# GIVEN TASK
Give the count of lines containing the string "subtitle", with no other output.
**** MATERIALS PROVIDED
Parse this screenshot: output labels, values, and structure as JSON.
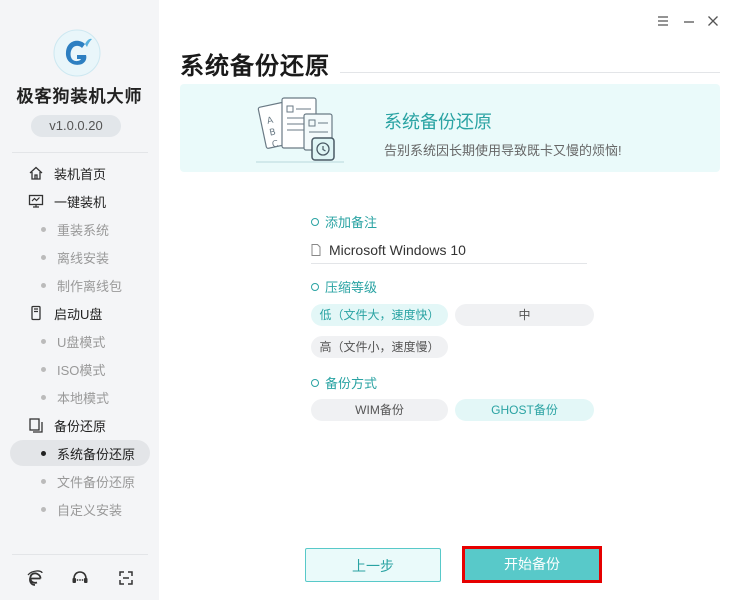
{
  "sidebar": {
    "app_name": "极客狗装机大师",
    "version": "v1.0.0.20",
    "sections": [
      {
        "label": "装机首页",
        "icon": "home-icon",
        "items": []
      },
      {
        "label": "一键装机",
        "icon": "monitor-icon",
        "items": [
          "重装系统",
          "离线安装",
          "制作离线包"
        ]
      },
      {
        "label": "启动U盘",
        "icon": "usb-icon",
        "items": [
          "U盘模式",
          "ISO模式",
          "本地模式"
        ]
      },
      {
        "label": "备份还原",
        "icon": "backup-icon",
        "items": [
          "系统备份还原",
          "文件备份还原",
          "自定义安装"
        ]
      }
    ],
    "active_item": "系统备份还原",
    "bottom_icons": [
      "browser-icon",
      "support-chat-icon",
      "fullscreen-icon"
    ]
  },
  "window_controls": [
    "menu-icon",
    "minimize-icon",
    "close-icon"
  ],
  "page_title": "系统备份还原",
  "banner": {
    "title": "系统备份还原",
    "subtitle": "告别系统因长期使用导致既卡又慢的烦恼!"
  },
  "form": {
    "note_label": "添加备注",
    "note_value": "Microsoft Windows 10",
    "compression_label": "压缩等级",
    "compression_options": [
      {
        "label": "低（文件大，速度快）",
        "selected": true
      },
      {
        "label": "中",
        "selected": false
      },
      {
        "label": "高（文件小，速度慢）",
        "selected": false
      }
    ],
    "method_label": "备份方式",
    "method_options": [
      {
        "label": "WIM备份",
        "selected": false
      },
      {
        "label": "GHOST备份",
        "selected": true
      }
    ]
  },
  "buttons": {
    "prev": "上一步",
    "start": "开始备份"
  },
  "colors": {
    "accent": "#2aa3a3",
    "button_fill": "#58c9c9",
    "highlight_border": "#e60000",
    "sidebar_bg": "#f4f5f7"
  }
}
********
**** MATERIALS PROVIDED
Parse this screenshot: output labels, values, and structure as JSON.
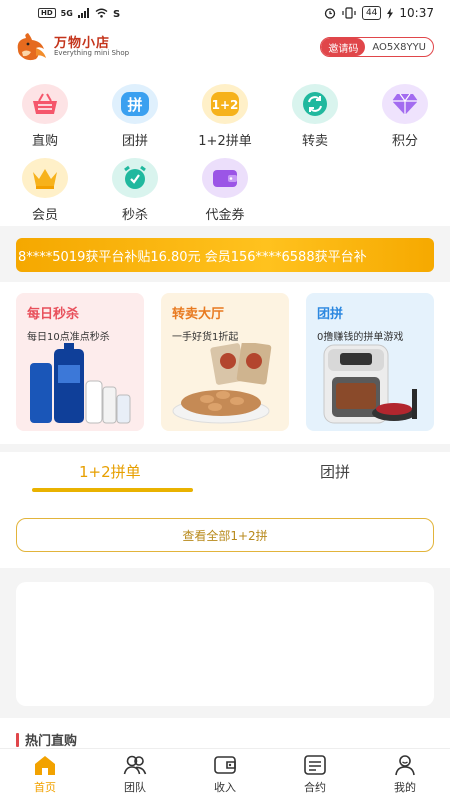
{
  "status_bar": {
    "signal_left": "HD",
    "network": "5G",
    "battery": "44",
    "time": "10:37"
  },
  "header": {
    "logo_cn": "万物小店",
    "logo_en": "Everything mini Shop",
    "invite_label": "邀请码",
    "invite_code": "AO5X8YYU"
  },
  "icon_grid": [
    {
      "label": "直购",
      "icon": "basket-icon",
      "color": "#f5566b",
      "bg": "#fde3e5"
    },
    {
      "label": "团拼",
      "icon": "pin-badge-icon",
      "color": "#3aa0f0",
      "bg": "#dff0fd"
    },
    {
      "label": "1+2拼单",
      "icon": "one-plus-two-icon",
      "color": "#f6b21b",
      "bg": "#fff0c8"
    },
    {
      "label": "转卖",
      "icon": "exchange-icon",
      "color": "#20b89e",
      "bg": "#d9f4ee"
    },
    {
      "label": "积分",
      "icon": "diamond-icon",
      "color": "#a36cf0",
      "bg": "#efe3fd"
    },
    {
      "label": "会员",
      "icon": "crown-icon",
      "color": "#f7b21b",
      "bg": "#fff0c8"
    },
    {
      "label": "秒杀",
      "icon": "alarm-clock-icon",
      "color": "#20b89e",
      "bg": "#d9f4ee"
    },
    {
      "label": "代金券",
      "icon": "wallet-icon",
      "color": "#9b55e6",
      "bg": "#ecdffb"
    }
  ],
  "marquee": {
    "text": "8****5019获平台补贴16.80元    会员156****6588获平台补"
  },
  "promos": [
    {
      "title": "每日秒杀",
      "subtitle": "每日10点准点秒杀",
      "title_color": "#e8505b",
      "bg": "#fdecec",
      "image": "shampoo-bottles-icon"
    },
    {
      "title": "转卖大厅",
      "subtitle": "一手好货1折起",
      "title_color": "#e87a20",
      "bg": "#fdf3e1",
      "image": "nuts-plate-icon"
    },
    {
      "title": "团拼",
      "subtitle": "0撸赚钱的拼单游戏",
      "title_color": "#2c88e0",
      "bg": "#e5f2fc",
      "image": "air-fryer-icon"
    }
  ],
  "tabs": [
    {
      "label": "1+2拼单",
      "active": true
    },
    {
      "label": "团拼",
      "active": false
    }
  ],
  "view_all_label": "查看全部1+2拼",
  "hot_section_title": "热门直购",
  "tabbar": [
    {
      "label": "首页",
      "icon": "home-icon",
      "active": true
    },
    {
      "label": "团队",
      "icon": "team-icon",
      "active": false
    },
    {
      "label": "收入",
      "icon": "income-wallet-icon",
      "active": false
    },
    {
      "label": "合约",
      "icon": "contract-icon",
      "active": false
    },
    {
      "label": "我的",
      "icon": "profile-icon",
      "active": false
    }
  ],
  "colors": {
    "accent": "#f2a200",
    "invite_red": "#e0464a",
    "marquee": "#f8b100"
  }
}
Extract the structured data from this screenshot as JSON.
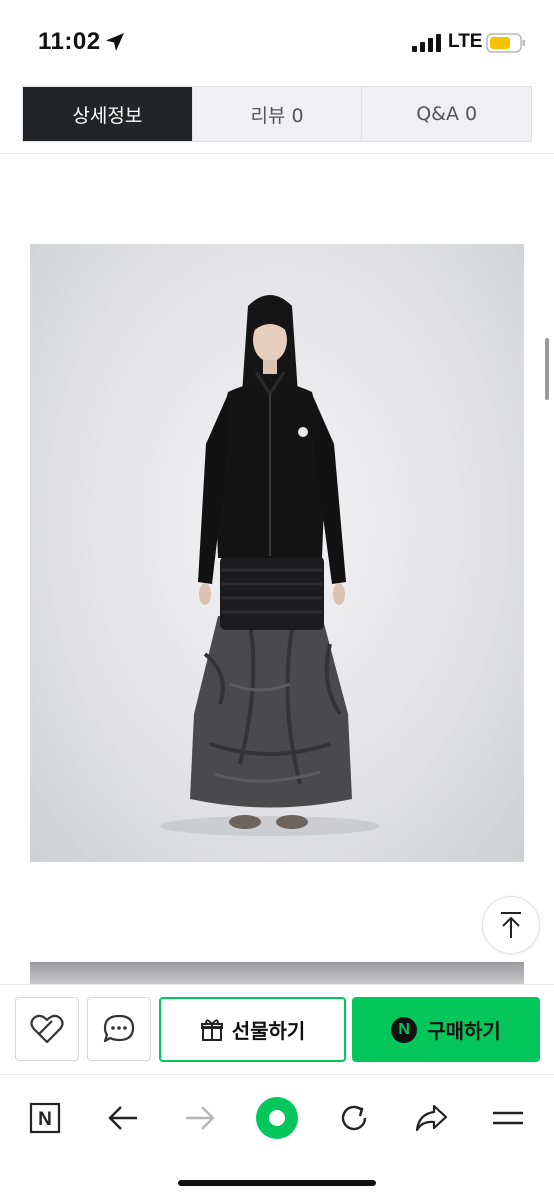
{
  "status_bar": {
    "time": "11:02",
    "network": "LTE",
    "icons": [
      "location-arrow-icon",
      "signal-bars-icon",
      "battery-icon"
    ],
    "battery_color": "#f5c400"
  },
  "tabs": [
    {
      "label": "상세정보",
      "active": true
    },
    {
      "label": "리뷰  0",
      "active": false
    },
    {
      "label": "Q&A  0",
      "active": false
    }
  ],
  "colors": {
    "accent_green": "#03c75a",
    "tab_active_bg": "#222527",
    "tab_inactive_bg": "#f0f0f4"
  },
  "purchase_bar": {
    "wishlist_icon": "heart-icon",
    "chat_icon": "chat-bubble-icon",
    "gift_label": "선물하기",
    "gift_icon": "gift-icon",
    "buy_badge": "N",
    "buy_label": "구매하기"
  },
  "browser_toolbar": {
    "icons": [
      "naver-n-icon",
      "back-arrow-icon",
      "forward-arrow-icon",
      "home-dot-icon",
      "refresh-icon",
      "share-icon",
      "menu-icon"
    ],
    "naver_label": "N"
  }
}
********
# EXERCISE OUTPUT
4